:: Recorded information ::
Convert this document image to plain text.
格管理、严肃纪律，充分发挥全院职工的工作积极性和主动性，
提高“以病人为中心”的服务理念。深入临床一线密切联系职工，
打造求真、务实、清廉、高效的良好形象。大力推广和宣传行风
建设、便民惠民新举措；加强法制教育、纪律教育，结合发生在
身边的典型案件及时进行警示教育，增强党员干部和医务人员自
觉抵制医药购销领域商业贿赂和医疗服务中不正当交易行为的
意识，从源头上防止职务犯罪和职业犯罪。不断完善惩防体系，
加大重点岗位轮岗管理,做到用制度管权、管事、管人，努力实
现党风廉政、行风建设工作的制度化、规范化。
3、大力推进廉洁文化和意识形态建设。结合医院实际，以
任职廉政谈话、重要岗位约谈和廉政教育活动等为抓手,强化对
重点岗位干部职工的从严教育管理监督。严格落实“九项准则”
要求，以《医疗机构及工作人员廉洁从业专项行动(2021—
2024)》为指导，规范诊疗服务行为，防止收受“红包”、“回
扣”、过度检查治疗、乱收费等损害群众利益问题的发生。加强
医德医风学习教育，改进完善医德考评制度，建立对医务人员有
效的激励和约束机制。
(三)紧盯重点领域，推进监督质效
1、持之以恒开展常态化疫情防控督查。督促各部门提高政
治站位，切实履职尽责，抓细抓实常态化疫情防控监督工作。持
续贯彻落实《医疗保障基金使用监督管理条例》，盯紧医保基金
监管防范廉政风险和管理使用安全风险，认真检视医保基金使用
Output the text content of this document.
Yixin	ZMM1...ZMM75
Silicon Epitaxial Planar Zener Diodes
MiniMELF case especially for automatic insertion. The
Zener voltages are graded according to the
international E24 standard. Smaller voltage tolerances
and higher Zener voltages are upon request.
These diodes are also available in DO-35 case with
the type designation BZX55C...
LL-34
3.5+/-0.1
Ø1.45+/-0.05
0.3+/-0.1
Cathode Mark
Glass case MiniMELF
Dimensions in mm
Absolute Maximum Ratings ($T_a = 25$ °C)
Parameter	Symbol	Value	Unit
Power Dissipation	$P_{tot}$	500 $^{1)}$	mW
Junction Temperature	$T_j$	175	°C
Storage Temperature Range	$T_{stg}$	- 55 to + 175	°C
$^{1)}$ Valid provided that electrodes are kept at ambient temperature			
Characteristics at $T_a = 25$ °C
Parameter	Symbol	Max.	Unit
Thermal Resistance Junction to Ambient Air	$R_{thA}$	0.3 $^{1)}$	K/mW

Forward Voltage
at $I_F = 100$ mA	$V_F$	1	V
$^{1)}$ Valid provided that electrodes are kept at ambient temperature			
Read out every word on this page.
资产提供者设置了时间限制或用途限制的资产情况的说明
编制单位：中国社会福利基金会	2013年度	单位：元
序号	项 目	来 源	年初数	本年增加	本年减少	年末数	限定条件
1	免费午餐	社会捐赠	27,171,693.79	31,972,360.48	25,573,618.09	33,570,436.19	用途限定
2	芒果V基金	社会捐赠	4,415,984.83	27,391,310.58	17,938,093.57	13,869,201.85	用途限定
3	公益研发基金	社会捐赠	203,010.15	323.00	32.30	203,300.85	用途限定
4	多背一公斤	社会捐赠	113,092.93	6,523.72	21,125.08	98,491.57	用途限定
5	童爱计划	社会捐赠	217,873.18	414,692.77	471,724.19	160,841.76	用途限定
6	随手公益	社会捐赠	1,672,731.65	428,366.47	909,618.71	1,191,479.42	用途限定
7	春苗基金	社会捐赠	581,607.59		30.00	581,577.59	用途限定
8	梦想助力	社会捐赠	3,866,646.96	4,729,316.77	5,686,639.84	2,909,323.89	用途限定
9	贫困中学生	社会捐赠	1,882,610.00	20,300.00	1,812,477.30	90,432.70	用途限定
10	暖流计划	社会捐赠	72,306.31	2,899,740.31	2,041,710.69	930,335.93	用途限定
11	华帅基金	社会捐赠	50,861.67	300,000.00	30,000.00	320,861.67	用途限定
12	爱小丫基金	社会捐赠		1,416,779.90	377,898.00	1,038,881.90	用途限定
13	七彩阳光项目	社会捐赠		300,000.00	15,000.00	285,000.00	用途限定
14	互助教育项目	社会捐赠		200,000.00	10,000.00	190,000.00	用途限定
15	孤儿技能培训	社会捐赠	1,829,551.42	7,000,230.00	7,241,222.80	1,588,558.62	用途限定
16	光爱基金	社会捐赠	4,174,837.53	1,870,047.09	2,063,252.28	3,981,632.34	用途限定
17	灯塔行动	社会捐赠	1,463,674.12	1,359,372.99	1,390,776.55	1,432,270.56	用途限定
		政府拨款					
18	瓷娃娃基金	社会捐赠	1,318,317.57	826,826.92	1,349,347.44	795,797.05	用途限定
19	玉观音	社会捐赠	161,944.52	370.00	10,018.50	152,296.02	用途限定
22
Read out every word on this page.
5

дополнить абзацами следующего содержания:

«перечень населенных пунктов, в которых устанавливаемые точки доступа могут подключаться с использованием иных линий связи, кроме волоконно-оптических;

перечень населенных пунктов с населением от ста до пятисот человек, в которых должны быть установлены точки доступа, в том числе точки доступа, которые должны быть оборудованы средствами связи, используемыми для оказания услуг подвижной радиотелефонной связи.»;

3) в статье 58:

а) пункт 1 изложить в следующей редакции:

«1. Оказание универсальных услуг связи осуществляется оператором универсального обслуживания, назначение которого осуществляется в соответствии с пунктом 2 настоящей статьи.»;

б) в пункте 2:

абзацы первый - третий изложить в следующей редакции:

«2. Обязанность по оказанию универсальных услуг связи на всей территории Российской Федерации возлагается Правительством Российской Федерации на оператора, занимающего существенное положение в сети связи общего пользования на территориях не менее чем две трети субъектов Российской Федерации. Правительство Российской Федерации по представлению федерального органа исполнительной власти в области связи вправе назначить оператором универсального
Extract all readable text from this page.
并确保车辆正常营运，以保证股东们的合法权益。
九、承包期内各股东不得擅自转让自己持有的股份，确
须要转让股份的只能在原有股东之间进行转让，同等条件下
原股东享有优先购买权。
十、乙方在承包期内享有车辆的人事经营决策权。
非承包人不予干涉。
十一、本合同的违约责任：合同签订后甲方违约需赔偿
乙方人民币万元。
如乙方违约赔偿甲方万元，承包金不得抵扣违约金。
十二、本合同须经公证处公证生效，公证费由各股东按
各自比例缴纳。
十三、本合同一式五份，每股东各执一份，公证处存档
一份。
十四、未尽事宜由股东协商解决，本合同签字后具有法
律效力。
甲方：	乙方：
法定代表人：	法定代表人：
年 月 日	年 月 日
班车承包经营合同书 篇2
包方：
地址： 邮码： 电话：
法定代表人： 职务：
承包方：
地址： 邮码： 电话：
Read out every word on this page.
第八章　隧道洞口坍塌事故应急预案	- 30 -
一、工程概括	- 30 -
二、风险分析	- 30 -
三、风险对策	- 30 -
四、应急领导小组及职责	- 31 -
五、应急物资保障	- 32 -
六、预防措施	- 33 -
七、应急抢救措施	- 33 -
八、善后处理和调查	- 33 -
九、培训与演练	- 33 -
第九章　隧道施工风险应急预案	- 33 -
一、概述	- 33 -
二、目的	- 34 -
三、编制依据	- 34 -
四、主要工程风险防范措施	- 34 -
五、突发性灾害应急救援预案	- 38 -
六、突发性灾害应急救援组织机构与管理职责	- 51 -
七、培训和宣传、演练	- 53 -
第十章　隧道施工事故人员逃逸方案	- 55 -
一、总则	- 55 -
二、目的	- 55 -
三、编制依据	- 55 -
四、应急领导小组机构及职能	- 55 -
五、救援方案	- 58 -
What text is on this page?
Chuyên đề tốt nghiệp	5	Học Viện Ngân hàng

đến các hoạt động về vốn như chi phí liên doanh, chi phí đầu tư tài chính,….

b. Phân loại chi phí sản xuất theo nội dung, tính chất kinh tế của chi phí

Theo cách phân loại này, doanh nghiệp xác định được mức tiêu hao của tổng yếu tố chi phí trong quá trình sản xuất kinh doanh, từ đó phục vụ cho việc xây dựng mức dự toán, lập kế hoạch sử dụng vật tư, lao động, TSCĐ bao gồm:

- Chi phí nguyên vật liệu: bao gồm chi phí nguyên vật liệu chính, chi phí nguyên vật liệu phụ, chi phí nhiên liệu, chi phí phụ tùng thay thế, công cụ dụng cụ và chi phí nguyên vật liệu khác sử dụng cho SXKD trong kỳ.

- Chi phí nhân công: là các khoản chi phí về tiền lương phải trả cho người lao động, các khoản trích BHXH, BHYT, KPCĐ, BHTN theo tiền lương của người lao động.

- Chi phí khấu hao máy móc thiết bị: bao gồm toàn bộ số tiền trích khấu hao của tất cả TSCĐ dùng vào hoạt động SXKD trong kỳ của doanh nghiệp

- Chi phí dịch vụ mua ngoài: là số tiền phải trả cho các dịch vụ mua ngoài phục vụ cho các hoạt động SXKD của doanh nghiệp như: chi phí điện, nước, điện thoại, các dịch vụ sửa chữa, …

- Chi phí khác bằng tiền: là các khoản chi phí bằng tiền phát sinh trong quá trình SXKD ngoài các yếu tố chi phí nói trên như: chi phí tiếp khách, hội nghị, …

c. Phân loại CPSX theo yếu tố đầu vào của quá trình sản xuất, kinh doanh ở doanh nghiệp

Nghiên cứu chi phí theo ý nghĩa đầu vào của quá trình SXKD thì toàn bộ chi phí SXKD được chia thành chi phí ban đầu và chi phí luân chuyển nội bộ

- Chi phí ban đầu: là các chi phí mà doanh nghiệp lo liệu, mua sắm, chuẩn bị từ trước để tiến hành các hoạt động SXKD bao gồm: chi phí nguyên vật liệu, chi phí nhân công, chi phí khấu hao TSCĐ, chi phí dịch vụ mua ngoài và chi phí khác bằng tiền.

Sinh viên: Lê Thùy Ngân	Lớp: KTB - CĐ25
:::
- [Required work] Go through the records. Copy each line where "toàn" appears.

- [The solution]
- Chi phí khấu hao máy móc thiết bị: bao gồm toàn bộ số tiền trích khấu hao của tất cả TSCĐ dùng vào hoạt động SXKD trong kỳ của doanh nghiệp
Nghiên cứu chi phí theo ý nghĩa đầu vào của quá trình SXKD thì toàn bộ chi phí SXKD được chia thành chi phí ban đầu và chi phí luân chuyển nội bộ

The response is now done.